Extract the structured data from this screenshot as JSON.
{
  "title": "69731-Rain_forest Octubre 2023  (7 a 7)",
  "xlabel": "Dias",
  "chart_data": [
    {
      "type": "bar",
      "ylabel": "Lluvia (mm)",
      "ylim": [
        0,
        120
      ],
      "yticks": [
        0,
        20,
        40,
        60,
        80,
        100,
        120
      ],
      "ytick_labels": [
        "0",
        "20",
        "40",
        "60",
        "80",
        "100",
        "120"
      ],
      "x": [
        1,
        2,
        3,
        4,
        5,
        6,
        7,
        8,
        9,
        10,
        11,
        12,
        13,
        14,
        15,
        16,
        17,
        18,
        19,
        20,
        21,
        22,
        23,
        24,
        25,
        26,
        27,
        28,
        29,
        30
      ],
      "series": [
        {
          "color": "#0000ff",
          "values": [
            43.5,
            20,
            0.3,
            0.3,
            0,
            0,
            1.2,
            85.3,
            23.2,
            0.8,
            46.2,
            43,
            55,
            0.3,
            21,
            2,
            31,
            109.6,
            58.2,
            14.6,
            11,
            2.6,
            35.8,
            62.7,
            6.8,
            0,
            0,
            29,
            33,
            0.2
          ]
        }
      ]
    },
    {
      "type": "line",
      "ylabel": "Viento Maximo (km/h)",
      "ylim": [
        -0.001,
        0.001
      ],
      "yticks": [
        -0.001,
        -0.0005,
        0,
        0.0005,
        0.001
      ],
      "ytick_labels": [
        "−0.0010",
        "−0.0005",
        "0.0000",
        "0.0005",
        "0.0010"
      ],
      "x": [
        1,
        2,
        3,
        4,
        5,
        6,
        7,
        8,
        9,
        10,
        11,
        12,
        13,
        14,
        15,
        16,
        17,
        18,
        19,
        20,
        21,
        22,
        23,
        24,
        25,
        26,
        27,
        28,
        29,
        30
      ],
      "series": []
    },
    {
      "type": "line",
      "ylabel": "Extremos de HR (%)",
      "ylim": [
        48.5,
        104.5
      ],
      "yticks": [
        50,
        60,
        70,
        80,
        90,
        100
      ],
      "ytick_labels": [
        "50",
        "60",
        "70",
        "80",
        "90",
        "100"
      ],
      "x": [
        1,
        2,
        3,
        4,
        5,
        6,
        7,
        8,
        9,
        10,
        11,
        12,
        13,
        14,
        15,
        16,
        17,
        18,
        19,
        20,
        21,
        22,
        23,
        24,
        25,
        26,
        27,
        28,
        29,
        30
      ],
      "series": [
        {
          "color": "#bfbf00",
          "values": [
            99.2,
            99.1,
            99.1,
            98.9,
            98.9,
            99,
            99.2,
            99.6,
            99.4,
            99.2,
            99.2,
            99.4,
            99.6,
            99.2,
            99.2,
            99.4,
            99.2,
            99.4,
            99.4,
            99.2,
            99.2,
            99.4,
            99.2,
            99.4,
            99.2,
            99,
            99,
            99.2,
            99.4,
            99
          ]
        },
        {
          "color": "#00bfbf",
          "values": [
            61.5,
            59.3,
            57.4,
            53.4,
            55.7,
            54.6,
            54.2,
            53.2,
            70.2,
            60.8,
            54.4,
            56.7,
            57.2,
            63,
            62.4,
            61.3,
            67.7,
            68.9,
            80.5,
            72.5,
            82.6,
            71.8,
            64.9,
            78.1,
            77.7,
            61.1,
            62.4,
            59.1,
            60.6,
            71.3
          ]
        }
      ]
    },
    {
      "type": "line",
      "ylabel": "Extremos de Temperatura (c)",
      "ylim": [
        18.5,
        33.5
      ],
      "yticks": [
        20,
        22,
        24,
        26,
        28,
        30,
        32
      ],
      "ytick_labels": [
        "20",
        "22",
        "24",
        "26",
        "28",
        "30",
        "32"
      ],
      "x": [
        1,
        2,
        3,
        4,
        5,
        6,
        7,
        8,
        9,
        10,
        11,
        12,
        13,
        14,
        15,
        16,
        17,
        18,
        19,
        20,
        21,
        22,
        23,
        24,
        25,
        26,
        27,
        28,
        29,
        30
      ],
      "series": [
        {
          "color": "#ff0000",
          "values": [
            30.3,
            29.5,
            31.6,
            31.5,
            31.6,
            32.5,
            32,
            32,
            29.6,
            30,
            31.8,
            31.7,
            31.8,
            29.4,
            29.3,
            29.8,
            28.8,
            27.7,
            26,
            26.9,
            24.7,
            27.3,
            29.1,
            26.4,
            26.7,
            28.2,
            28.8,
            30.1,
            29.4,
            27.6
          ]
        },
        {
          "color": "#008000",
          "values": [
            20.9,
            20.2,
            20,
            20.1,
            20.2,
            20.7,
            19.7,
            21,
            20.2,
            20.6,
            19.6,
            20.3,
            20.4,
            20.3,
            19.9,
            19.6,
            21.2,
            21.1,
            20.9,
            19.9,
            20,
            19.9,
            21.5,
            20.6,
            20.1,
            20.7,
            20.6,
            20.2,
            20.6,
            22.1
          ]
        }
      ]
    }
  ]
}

==================================================

◆ WRITTEN REQUEST ◆
In the records above, tally the lines where the word "ylabel" appears, and give the number and nothing else.

◆ SOLUTION TO THE EXERCISE ◆
4